START Input data
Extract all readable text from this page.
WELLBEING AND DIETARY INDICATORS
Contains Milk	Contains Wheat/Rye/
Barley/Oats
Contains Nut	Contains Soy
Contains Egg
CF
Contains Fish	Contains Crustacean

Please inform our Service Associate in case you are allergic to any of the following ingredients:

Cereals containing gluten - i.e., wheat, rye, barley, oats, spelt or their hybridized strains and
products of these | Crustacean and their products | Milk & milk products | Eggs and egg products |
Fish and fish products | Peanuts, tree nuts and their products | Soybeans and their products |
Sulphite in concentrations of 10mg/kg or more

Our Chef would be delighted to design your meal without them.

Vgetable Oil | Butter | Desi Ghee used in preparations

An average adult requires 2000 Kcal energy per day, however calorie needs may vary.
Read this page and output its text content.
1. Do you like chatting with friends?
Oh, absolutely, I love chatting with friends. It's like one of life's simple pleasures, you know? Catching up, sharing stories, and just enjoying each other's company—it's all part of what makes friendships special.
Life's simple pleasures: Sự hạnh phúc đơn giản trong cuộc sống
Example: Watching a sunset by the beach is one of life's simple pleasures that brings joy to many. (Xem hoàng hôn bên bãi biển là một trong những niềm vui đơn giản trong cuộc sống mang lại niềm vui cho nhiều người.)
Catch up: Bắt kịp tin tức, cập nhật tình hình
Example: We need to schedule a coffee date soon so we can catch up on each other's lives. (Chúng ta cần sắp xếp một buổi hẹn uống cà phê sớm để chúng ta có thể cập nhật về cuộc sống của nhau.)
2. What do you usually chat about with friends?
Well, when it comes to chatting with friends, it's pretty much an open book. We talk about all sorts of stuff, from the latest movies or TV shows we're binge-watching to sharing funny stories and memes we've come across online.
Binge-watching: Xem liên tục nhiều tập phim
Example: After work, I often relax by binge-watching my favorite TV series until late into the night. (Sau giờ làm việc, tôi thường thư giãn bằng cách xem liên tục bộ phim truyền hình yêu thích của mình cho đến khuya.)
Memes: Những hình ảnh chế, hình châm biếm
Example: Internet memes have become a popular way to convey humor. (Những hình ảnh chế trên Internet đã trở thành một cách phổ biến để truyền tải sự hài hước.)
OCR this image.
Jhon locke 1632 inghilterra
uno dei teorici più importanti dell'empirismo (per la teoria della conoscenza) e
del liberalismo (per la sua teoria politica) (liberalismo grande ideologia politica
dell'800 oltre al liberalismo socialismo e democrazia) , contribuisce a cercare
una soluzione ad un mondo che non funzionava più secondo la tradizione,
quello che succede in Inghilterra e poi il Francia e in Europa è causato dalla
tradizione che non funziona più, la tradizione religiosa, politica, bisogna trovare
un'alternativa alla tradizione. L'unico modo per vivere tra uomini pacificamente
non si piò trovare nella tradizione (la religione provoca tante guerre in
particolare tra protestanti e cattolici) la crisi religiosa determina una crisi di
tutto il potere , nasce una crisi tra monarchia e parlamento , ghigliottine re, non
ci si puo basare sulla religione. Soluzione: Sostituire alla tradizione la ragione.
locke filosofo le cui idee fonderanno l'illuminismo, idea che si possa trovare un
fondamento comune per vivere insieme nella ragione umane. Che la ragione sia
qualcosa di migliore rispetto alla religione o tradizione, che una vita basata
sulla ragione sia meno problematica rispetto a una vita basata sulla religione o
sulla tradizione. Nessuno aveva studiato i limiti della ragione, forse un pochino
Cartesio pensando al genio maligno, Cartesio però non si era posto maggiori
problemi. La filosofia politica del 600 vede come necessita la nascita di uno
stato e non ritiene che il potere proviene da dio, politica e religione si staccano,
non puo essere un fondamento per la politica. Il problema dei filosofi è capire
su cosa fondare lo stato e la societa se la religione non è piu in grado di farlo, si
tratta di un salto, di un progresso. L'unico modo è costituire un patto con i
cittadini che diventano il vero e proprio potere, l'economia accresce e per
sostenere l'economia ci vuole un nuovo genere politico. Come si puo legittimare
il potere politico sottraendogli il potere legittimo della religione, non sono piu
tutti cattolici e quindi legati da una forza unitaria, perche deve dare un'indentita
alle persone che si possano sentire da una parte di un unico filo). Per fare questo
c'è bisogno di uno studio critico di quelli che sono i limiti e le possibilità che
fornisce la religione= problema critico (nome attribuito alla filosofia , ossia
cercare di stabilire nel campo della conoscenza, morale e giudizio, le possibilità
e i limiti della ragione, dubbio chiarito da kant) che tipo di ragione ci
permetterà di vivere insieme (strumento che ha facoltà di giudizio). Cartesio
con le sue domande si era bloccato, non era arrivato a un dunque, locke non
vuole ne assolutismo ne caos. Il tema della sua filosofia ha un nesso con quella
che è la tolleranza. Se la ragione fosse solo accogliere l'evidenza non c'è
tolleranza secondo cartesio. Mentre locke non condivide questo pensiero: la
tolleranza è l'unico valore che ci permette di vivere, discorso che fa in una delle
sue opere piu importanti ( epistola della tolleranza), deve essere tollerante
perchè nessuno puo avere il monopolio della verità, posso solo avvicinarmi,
END Input data
Problem statement ->
From the listing above, extract all records word for word.

Full response ->
Extract all readable text from this page.
WELLBEING AND DIETARY INDICATORS
Contains Milk	Contains Wheat/Rye/
Barley/Oats
Contains Nut	Contains Soy
Contains Egg
CF
Contains Fish	Contains Crustacean

Please inform our Service Associate in case you are allergic to any of the following ingredients:

Cereals containing gluten - i.e., wheat, rye, barley, oats, spelt or their hybridized strains and
products of these | Crustacean and their products | Milk & milk products | Eggs and egg products |
Fish and fish products | Peanuts, tree nuts and their products | Soybeans and their products |
Sulphite in concentrations of 10mg/kg or more

Our Chef would be delighted to design your meal without them.

Vgetable Oil | Butter | Desi Ghee used in preparations

An average adult requires 2000 Kcal energy per day, however calorie needs may vary.
Read this page and output its text content.
1. Do you like chatting with friends?
Oh, absolutely, I love chatting with friends. It's like one of life's simple pleasures, you know? Catching up, sharing stories, and just enjoying each other's company—it's all part of what makes friendships special.
Life's simple pleasures: Sự hạnh phúc đơn giản trong cuộc sống
Example: Watching a sunset by the beach is one of life's simple pleasures that brings joy to many. (Xem hoàng hôn bên bãi biển là một trong những niềm vui đơn giản trong cuộc sống mang lại niềm vui cho nhiều người.)
Catch up: Bắt kịp tin tức, cập nhật tình hình
Example: We need to schedule a coffee date soon so we can catch up on each other's lives. (Chúng ta cần sắp xếp một buổi hẹn uống cà phê sớm để chúng ta có thể cập nhật về cuộc sống của nhau.)
2. What do you usually chat about with friends?
Well, when it comes to chatting with friends, it's pretty much an open book. We talk about all sorts of stuff, from the latest movies or TV shows we're binge-watching to sharing funny stories and memes we've come across online.
Binge-watching: Xem liên tục nhiều tập phim
Example: After work, I often relax by binge-watching my favorite TV series until late into the night. (Sau giờ làm việc, tôi thường thư giãn bằng cách xem liên tục bộ phim truyền hình yêu thích của mình cho đến khuya.)
Memes: Những hình ảnh chế, hình châm biếm
Example: Internet memes have become a popular way to convey humor. (Những hình ảnh chế trên Internet đã trở thành một cách phổ biến để truyền tải sự hài hước.)
OCR this image.
Jhon locke 1632 inghilterra
uno dei teorici più importanti dell'empirismo (per la teoria della conoscenza) e
del liberalismo (per la sua teoria politica) (liberalismo grande ideologia politica
dell'800 oltre al liberalismo socialismo e democrazia) , contribuisce a cercare
una soluzione ad un mondo che non funzionava più secondo la tradizione,
quello che succede in Inghilterra e poi il Francia e in Europa è causato dalla
tradizione che non funziona più, la tradizione religiosa, politica, bisogna trovare
un'alternativa alla tradizione. L'unico modo per vivere tra uomini pacificamente
non si piò trovare nella tradizione (la religione provoca tante guerre in
particolare tra protestanti e cattolici) la crisi religiosa determina una crisi di
tutto il potere , nasce una crisi tra monarchia e parlamento , ghigliottine re, non
ci si puo basare sulla religione. Soluzione: Sostituire alla tradizione la ragione.
locke filosofo le cui idee fonderanno l'illuminismo, idea che si possa trovare un
fondamento comune per vivere insieme nella ragione umane. Che la ragione sia
qualcosa di migliore rispetto alla religione o tradizione, che una vita basata
sulla ragione sia meno problematica rispetto a una vita basata sulla religione o
sulla tradizione. Nessuno aveva studiato i limiti della ragione, forse un pochino
Cartesio pensando al genio maligno, Cartesio però non si era posto maggiori
problemi. La filosofia politica del 600 vede come necessita la nascita di uno
stato e non ritiene che il potere proviene da dio, politica e religione si staccano,
non puo essere un fondamento per la politica. Il problema dei filosofi è capire
su cosa fondare lo stato e la societa se la religione non è piu in grado di farlo, si
tratta di un salto, di un progresso. L'unico modo è costituire un patto con i
cittadini che diventano il vero e proprio potere, l'economia accresce e per
sostenere l'economia ci vuole un nuovo genere politico. Come si puo legittimare
il potere politico sottraendogli il potere legittimo della religione, non sono piu
tutti cattolici e quindi legati da una forza unitaria, perche deve dare un'indentita
alle persone che si possano sentire da una parte di un unico filo). Per fare questo
c'è bisogno di uno studio critico di quelli che sono i limiti e le possibilità che
fornisce la religione= problema critico (nome attribuito alla filosofia , ossia
cercare di stabilire nel campo della conoscenza, morale e giudizio, le possibilità
e i limiti della ragione, dubbio chiarito da kant) che tipo di ragione ci
permetterà di vivere insieme (strumento che ha facoltà di giudizio). Cartesio
con le sue domande si era bloccato, non era arrivato a un dunque, locke non
vuole ne assolutismo ne caos. Il tema della sua filosofia ha un nesso con quella
che è la tolleranza. Se la ragione fosse solo accogliere l'evidenza non c'è
tolleranza secondo cartesio. Mentre locke non condivide questo pensiero: la
tolleranza è l'unico valore che ci permette di vivere, discorso che fa in una delle
sue opere piu importanti ( epistola della tolleranza), deve essere tollerante
perchè nessuno puo avere il monopolio della verità, posso solo avvicinarmi,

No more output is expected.